**BRIEF**
Print the records again, character for character.

**SUPPLIED INFORMATION**
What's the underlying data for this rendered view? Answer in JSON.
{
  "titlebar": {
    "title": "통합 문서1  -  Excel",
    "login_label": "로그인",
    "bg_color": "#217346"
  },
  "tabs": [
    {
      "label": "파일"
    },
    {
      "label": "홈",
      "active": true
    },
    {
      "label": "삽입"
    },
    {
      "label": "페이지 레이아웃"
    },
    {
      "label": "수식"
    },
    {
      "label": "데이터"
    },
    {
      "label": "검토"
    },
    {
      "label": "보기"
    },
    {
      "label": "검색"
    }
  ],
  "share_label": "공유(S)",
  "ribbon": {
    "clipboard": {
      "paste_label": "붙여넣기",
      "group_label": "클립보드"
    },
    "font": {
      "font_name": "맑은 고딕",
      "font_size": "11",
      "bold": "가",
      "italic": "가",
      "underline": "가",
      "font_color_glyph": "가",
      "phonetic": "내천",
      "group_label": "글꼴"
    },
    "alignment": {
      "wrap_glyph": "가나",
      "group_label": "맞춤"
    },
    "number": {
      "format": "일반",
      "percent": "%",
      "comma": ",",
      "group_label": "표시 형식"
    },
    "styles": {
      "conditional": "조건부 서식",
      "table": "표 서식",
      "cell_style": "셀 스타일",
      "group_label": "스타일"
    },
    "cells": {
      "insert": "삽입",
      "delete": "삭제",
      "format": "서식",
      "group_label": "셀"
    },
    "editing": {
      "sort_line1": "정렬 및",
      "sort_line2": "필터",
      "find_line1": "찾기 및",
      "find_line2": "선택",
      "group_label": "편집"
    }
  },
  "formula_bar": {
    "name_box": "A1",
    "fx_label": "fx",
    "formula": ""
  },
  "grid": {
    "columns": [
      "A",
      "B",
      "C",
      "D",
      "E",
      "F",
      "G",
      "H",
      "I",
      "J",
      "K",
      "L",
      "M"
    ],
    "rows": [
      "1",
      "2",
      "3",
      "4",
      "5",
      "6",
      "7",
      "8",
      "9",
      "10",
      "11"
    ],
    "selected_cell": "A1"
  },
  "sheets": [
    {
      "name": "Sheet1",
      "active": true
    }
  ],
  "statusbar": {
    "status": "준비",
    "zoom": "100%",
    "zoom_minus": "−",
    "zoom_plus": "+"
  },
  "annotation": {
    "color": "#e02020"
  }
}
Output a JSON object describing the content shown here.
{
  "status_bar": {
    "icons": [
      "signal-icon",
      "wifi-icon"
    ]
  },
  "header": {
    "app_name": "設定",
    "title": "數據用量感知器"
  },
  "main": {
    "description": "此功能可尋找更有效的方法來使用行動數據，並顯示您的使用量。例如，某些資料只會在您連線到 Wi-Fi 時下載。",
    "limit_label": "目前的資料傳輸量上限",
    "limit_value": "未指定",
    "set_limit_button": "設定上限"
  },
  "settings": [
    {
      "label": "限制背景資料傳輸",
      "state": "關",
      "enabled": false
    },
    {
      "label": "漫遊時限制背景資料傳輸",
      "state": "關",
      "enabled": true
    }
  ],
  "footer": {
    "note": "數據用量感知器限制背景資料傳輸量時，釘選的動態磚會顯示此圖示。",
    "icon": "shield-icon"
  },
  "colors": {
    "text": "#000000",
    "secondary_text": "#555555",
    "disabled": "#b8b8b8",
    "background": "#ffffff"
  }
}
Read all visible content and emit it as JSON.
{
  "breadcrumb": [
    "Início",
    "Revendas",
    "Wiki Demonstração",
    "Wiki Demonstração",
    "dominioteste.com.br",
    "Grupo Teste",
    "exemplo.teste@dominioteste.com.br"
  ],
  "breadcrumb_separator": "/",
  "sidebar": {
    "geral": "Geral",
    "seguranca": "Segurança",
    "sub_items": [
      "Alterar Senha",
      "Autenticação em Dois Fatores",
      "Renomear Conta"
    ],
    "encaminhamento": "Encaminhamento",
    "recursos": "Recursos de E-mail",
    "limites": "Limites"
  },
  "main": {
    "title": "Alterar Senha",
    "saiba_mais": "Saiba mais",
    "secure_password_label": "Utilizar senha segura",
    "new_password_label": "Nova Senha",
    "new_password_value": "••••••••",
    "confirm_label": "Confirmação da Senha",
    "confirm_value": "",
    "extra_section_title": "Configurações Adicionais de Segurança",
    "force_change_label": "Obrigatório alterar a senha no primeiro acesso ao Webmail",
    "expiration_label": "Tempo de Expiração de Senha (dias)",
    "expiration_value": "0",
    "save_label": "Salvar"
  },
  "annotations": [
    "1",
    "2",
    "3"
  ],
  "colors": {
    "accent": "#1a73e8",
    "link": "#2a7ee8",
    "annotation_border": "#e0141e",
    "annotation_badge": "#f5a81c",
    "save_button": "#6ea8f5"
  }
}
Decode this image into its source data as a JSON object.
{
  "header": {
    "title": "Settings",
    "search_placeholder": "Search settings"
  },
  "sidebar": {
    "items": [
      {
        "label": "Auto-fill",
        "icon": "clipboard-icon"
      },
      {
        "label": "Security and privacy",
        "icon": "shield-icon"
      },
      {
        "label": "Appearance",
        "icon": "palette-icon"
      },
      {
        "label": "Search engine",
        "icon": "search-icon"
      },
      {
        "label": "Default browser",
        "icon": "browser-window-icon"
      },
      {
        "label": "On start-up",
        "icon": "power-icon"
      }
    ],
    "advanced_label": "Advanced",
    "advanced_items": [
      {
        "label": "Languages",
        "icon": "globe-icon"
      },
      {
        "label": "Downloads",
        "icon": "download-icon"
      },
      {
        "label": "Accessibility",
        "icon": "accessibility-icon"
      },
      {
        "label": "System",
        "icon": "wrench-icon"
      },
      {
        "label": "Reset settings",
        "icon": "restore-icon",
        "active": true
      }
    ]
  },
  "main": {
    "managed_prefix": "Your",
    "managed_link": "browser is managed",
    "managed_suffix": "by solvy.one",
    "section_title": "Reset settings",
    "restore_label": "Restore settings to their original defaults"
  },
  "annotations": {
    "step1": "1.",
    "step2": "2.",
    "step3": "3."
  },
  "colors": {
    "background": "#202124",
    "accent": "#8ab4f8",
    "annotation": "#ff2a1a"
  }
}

**SOLUTION**
What's the underlying data for this rendered view? Answer in JSON.
{
  "titlebar": {
    "title": "통합 문서1  -  Excel",
    "login_label": "로그인",
    "bg_color": "#217346"
  },
  "tabs": [
    {
      "label": "파일"
    },
    {
      "label": "홈",
      "active": true
    },
    {
      "label": "삽입"
    },
    {
      "label": "페이지 레이아웃"
    },
    {
      "label": "수식"
    },
    {
      "label": "데이터"
    },
    {
      "label": "검토"
    },
    {
      "label": "보기"
    },
    {
      "label": "검색"
    }
  ],
  "share_label": "공유(S)",
  "ribbon": {
    "clipboard": {
      "paste_label": "붙여넣기",
      "group_label": "클립보드"
    },
    "font": {
      "font_name": "맑은 고딕",
      "font_size": "11",
      "bold": "가",
      "italic": "가",
      "underline": "가",
      "font_color_glyph": "가",
      "phonetic": "내천",
      "group_label": "글꼴"
    },
    "alignment": {
      "wrap_glyph": "가나",
      "group_label": "맞춤"
    },
    "number": {
      "format": "일반",
      "percent": "%",
      "comma": ",",
      "group_label": "표시 형식"
    },
    "styles": {
      "conditional": "조건부 서식",
      "table": "표 서식",
      "cell_style": "셀 스타일",
      "group_label": "스타일"
    },
    "cells": {
      "insert": "삽입",
      "delete": "삭제",
      "format": "서식",
      "group_label": "셀"
    },
    "editing": {
      "sort_line1": "정렬 및",
      "sort_line2": "필터",
      "find_line1": "찾기 및",
      "find_line2": "선택",
      "group_label": "편집"
    }
  },
  "formula_bar": {
    "name_box": "A1",
    "fx_label": "fx",
    "formula": ""
  },
  "grid": {
    "columns": [
      "A",
      "B",
      "C",
      "D",
      "E",
      "F",
      "G",
      "H",
      "I",
      "J",
      "K",
      "L",
      "M"
    ],
    "rows": [
      "1",
      "2",
      "3",
      "4",
      "5",
      "6",
      "7",
      "8",
      "9",
      "10",
      "11"
    ],
    "selected_cell": "A1"
  },
  "sheets": [
    {
      "name": "Sheet1",
      "active": true
    }
  ],
  "statusbar": {
    "status": "준비",
    "zoom": "100%",
    "zoom_minus": "−",
    "zoom_plus": "+"
  },
  "annotation": {
    "color": "#e02020"
  }
}
Output a JSON object describing the content shown here.
{
  "status_bar": {
    "icons": [
      "signal-icon",
      "wifi-icon"
    ]
  },
  "header": {
    "app_name": "設定",
    "title": "數據用量感知器"
  },
  "main": {
    "description": "此功能可尋找更有效的方法來使用行動數據，並顯示您的使用量。例如，某些資料只會在您連線到 Wi-Fi 時下載。",
    "limit_label": "目前的資料傳輸量上限",
    "limit_value": "未指定",
    "set_limit_button": "設定上限"
  },
  "settings": [
    {
      "label": "限制背景資料傳輸",
      "state": "關",
      "enabled": false
    },
    {
      "label": "漫遊時限制背景資料傳輸",
      "state": "關",
      "enabled": true
    }
  ],
  "footer": {
    "note": "數據用量感知器限制背景資料傳輸量時，釘選的動態磚會顯示此圖示。",
    "icon": "shield-icon"
  },
  "colors": {
    "text": "#000000",
    "secondary_text": "#555555",
    "disabled": "#b8b8b8",
    "background": "#ffffff"
  }
}
Read all visible content and emit it as JSON.
{
  "breadcrumb": [
    "Início",
    "Revendas",
    "Wiki Demonstração",
    "Wiki Demonstração",
    "dominioteste.com.br",
    "Grupo Teste",
    "exemplo.teste@dominioteste.com.br"
  ],
  "breadcrumb_separator": "/",
  "sidebar": {
    "geral": "Geral",
    "seguranca": "Segurança",
    "sub_items": [
      "Alterar Senha",
      "Autenticação em Dois Fatores",
      "Renomear Conta"
    ],
    "encaminhamento": "Encaminhamento",
    "recursos": "Recursos de E-mail",
    "limites": "Limites"
  },
  "main": {
    "title": "Alterar Senha",
    "saiba_mais": "Saiba mais",
    "secure_password_label": "Utilizar senha segura",
    "new_password_label": "Nova Senha",
    "new_password_value": "••••••••",
    "confirm_label": "Confirmação da Senha",
    "confirm_value": "",
    "extra_section_title": "Configurações Adicionais de Segurança",
    "force_change_label": "Obrigatório alterar a senha no primeiro acesso ao Webmail",
    "expiration_label": "Tempo de Expiração de Senha (dias)",
    "expiration_value": "0",
    "save_label": "Salvar"
  },
  "annotations": [
    "1",
    "2",
    "3"
  ],
  "colors": {
    "accent": "#1a73e8",
    "link": "#2a7ee8",
    "annotation_border": "#e0141e",
    "annotation_badge": "#f5a81c",
    "save_button": "#6ea8f5"
  }
}
Decode this image into its source data as a JSON object.
{
  "header": {
    "title": "Settings",
    "search_placeholder": "Search settings"
  },
  "sidebar": {
    "items": [
      {
        "label": "Auto-fill",
        "icon": "clipboard-icon"
      },
      {
        "label": "Security and privacy",
        "icon": "shield-icon"
      },
      {
        "label": "Appearance",
        "icon": "palette-icon"
      },
      {
        "label": "Search engine",
        "icon": "search-icon"
      },
      {
        "label": "Default browser",
        "icon": "browser-window-icon"
      },
      {
        "label": "On start-up",
        "icon": "power-icon"
      }
    ],
    "advanced_label": "Advanced",
    "advanced_items": [
      {
        "label": "Languages",
        "icon": "globe-icon"
      },
      {
        "label": "Downloads",
        "icon": "download-icon"
      },
      {
        "label": "Accessibility",
        "icon": "accessibility-icon"
      },
      {
        "label": "System",
        "icon": "wrench-icon"
      },
      {
        "label": "Reset settings",
        "icon": "restore-icon",
        "active": true
      }
    ]
  },
  "main": {
    "managed_prefix": "Your",
    "managed_link": "browser is managed",
    "managed_suffix": "by solvy.one",
    "section_title": "Reset settings",
    "restore_label": "Restore settings to their original defaults"
  },
  "annotations": {
    "step1": "1.",
    "step2": "2.",
    "step3": "3."
  },
  "colors": {
    "background": "#202124",
    "accent": "#8ab4f8",
    "annotation": "#ff2a1a"
  }
}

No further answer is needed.